(Extracted data entries)

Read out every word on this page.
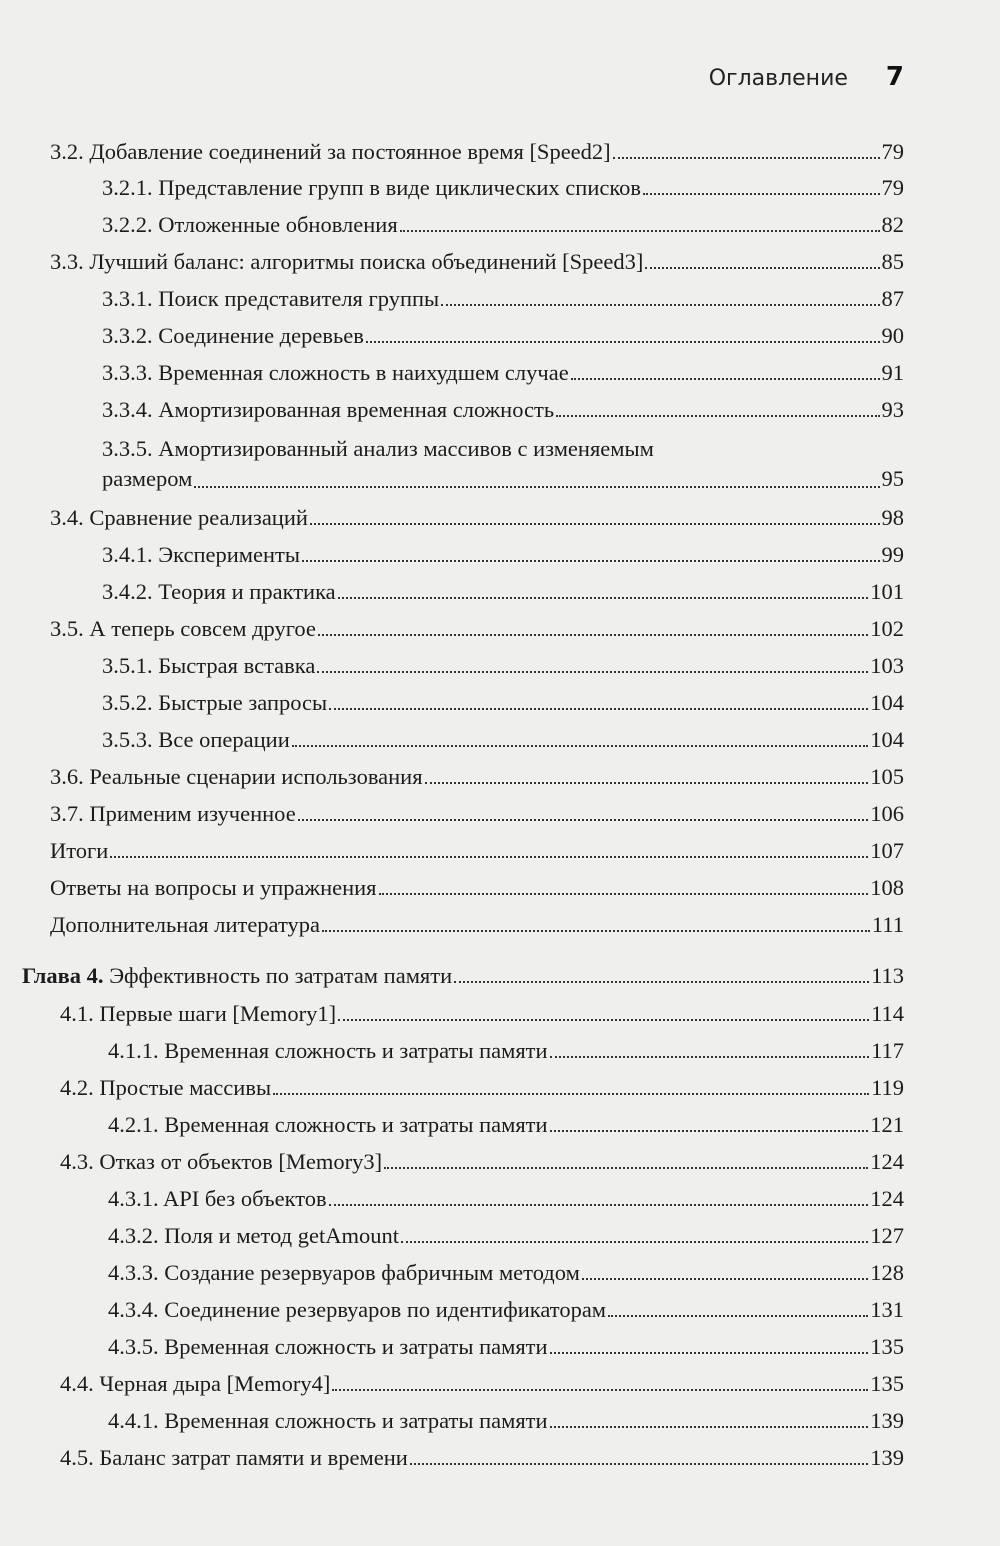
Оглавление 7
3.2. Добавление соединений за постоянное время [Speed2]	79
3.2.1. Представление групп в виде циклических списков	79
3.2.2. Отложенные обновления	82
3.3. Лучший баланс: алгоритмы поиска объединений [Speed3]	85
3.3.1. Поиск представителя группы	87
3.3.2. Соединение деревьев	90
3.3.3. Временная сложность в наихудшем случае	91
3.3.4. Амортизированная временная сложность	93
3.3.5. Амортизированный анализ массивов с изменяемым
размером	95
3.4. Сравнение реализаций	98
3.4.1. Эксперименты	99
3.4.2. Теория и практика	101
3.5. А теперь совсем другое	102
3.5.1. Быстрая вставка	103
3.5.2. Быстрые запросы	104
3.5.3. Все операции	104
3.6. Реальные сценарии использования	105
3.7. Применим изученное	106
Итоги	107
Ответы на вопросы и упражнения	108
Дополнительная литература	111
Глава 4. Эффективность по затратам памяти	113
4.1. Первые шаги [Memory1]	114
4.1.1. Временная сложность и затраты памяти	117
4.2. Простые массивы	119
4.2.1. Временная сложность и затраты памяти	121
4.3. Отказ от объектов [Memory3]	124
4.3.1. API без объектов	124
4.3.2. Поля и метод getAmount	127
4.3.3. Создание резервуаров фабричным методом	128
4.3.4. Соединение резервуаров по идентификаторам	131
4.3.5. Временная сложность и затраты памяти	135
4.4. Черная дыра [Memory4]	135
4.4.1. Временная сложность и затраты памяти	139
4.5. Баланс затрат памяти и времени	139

...

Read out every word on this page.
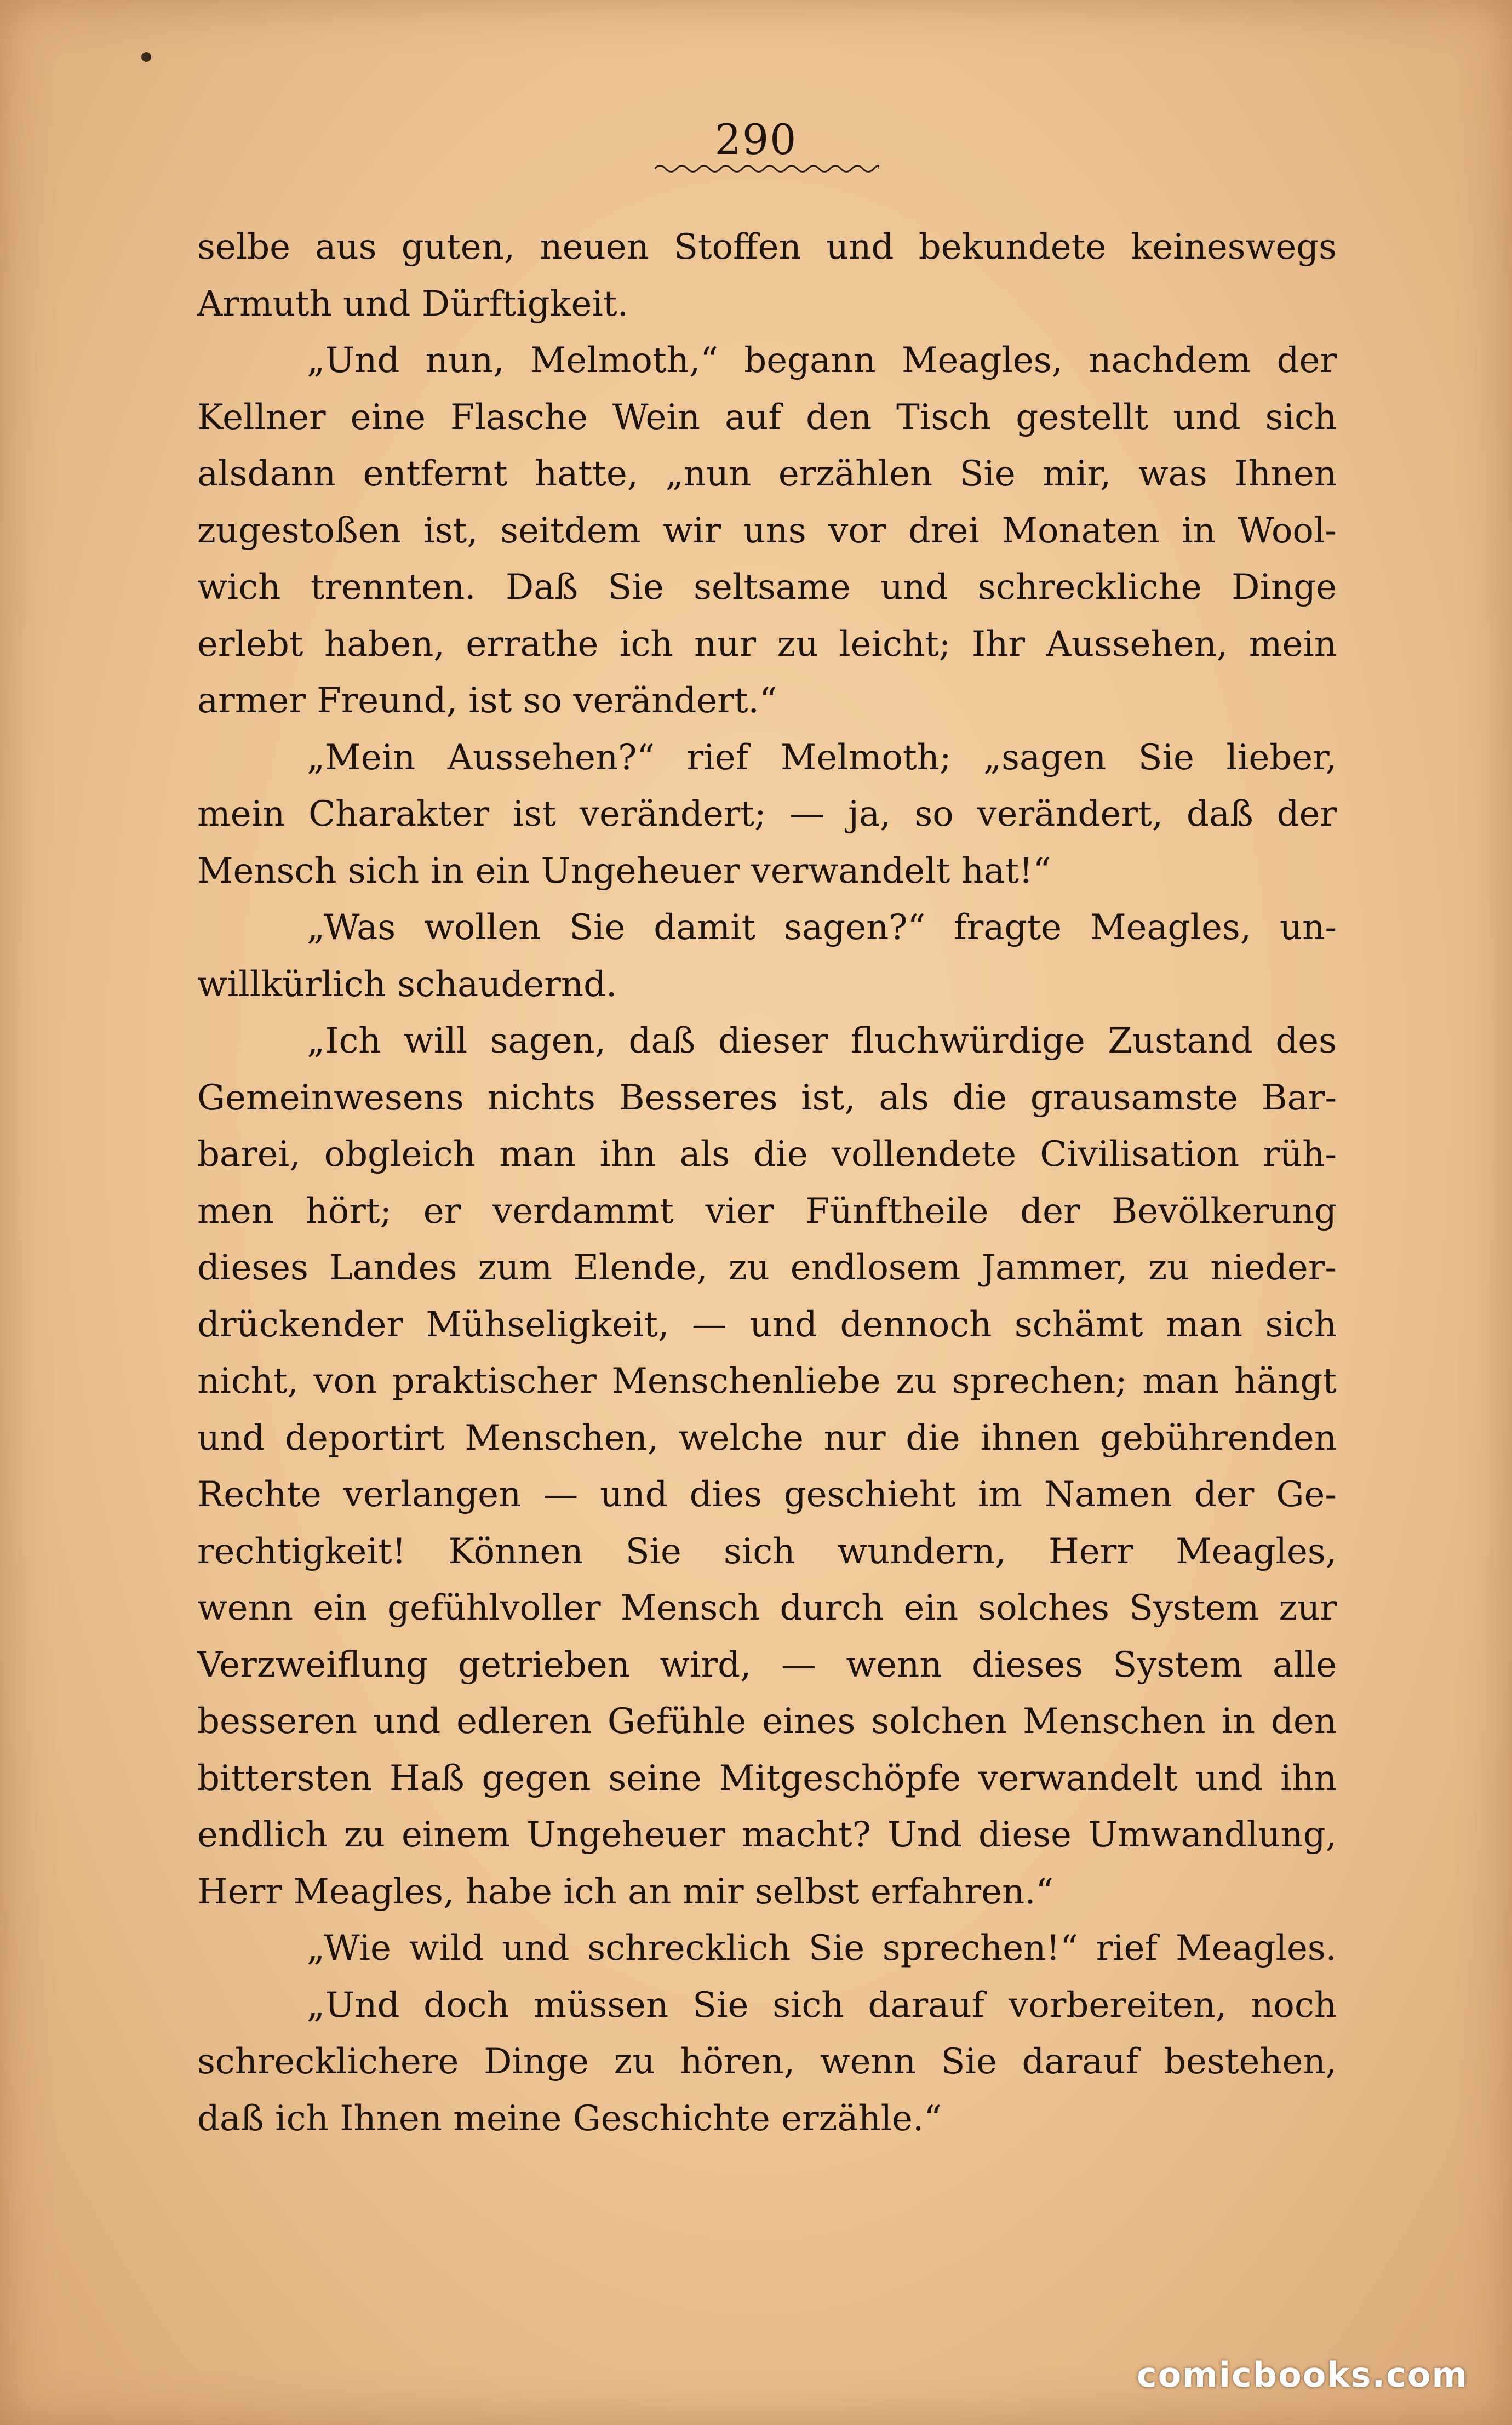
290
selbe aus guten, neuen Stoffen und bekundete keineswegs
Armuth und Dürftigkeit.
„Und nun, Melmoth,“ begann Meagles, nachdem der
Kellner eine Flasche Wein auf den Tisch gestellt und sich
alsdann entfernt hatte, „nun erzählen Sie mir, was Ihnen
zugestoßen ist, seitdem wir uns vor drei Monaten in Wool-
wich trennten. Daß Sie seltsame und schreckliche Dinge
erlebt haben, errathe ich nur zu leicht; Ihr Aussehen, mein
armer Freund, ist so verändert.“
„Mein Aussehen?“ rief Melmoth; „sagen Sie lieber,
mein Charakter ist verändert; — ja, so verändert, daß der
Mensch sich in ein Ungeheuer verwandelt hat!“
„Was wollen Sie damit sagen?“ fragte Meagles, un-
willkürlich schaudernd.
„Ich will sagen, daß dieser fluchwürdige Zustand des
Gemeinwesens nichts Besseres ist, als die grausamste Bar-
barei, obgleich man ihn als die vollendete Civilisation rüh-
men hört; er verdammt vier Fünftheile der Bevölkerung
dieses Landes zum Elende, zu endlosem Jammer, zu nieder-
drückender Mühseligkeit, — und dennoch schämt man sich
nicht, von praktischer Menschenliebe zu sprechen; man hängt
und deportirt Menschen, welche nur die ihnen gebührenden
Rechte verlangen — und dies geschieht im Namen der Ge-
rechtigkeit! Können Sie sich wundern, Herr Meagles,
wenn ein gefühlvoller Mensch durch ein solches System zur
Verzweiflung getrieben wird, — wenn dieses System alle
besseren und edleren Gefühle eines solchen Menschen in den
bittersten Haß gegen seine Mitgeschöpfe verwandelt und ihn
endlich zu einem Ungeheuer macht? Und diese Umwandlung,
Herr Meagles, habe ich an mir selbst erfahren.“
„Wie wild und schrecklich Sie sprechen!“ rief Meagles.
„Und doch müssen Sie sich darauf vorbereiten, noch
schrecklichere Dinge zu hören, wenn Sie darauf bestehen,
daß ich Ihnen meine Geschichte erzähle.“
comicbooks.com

(REQUIRED WORK)
For each line in the data above that contains the string "sprechen", extract the line.

(OUTPUT BELOW)
nicht, von praktischer Menschenliebe zu sprechen; man hängt
„Wie wild und schrecklich Sie sprechen!“ rief Meagles.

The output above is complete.